--- To be done ---
Give the material again in full, matching it exactly.

--- Items ---
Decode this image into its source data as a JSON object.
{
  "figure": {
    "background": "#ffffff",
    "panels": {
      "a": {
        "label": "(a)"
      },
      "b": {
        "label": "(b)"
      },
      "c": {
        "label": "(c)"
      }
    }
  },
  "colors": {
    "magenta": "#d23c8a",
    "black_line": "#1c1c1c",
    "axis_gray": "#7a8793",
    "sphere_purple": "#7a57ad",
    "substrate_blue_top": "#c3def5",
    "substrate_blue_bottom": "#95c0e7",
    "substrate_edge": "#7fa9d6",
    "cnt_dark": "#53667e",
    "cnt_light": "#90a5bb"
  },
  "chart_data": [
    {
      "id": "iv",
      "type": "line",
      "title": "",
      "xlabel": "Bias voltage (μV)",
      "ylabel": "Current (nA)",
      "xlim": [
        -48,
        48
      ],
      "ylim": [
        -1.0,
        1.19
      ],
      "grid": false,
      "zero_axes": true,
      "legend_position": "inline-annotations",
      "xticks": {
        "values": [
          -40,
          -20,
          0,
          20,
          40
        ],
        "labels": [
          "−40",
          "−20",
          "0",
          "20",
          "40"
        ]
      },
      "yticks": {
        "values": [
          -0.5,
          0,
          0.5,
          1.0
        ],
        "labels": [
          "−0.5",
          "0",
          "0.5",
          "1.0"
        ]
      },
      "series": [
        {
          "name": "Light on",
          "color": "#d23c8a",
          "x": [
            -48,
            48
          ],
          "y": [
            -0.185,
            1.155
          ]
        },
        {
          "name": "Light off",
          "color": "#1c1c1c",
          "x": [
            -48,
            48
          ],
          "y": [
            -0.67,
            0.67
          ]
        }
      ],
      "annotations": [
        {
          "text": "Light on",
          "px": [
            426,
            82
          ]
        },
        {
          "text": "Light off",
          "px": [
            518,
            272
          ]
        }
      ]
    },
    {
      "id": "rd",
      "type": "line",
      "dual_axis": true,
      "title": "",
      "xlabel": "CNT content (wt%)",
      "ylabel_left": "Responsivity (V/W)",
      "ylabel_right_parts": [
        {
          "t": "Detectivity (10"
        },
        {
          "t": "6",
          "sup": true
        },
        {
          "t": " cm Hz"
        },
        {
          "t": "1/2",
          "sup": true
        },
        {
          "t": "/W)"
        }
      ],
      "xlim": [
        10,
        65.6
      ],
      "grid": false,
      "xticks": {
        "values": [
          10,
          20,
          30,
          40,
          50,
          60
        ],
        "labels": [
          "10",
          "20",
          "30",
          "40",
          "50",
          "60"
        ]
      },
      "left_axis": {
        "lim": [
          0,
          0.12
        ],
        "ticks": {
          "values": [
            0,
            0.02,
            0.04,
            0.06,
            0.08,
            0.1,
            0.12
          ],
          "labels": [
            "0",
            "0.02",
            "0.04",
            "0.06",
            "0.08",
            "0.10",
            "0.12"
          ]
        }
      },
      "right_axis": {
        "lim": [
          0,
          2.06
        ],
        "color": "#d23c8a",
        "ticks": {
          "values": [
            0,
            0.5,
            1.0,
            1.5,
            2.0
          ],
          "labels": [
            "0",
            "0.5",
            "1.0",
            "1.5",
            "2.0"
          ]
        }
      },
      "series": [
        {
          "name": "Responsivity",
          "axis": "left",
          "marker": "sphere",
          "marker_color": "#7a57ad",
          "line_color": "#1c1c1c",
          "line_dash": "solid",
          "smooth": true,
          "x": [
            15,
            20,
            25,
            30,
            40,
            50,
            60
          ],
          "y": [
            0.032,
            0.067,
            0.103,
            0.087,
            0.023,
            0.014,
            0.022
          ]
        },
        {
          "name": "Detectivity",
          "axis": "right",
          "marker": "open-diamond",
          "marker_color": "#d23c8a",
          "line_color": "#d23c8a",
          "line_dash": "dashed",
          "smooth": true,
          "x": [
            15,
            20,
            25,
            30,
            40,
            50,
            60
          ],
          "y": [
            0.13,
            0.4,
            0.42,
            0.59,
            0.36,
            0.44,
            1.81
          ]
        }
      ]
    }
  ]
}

--- The solution ---
Decode this image into its source data as a JSON object.
{
  "figure": {
    "background": "#ffffff",
    "panels": {
      "a": {
        "label": "(a)"
      },
      "b": {
        "label": "(b)"
      },
      "c": {
        "label": "(c)"
      }
    }
  },
  "colors": {
    "magenta": "#d23c8a",
    "black_line": "#1c1c1c",
    "axis_gray": "#7a8793",
    "sphere_purple": "#7a57ad",
    "substrate_blue_top": "#c3def5",
    "substrate_blue_bottom": "#95c0e7",
    "substrate_edge": "#7fa9d6",
    "cnt_dark": "#53667e",
    "cnt_light": "#90a5bb"
  },
  "chart_data": [
    {
      "id": "iv",
      "type": "line",
      "title": "",
      "xlabel": "Bias voltage (μV)",
      "ylabel": "Current (nA)",
      "xlim": [
        -48,
        48
      ],
      "ylim": [
        -1.0,
        1.19
      ],
      "grid": false,
      "zero_axes": true,
      "legend_position": "inline-annotations",
      "xticks": {
        "values": [
          -40,
          -20,
          0,
          20,
          40
        ],
        "labels": [
          "−40",
          "−20",
          "0",
          "20",
          "40"
        ]
      },
      "yticks": {
        "values": [
          -0.5,
          0,
          0.5,
          1.0
        ],
        "labels": [
          "−0.5",
          "0",
          "0.5",
          "1.0"
        ]
      },
      "series": [
        {
          "name": "Light on",
          "color": "#d23c8a",
          "x": [
            -48,
            48
          ],
          "y": [
            -0.185,
            1.155
          ]
        },
        {
          "name": "Light off",
          "color": "#1c1c1c",
          "x": [
            -48,
            48
          ],
          "y": [
            -0.67,
            0.67
          ]
        }
      ],
      "annotations": [
        {
          "text": "Light on",
          "px": [
            426,
            82
          ]
        },
        {
          "text": "Light off",
          "px": [
            518,
            272
          ]
        }
      ]
    },
    {
      "id": "rd",
      "type": "line",
      "dual_axis": true,
      "title": "",
      "xlabel": "CNT content (wt%)",
      "ylabel_left": "Responsivity (V/W)",
      "ylabel_right_parts": [
        {
          "t": "Detectivity (10"
        },
        {
          "t": "6",
          "sup": true
        },
        {
          "t": " cm Hz"
        },
        {
          "t": "1/2",
          "sup": true
        },
        {
          "t": "/W)"
        }
      ],
      "xlim": [
        10,
        65.6
      ],
      "grid": false,
      "xticks": {
        "values": [
          10,
          20,
          30,
          40,
          50,
          60
        ],
        "labels": [
          "10",
          "20",
          "30",
          "40",
          "50",
          "60"
        ]
      },
      "left_axis": {
        "lim": [
          0,
          0.12
        ],
        "ticks": {
          "values": [
            0,
            0.02,
            0.04,
            0.06,
            0.08,
            0.1,
            0.12
          ],
          "labels": [
            "0",
            "0.02",
            "0.04",
            "0.06",
            "0.08",
            "0.10",
            "0.12"
          ]
        }
      },
      "right_axis": {
        "lim": [
          0,
          2.06
        ],
        "color": "#d23c8a",
        "ticks": {
          "values": [
            0,
            0.5,
            1.0,
            1.5,
            2.0
          ],
          "labels": [
            "0",
            "0.5",
            "1.0",
            "1.5",
            "2.0"
          ]
        }
      },
      "series": [
        {
          "name": "Responsivity",
          "axis": "left",
          "marker": "sphere",
          "marker_color": "#7a57ad",
          "line_color": "#1c1c1c",
          "line_dash": "solid",
          "smooth": true,
          "x": [
            15,
            20,
            25,
            30,
            40,
            50,
            60
          ],
          "y": [
            0.032,
            0.067,
            0.103,
            0.087,
            0.023,
            0.014,
            0.022
          ]
        },
        {
          "name": "Detectivity",
          "axis": "right",
          "marker": "open-diamond",
          "marker_color": "#d23c8a",
          "line_color": "#d23c8a",
          "line_dash": "dashed",
          "smooth": true,
          "x": [
            15,
            20,
            25,
            30,
            40,
            50,
            60
          ],
          "y": [
            0.13,
            0.4,
            0.42,
            0.59,
            0.36,
            0.44,
            1.81
          ]
        }
      ]
    }
  ]
}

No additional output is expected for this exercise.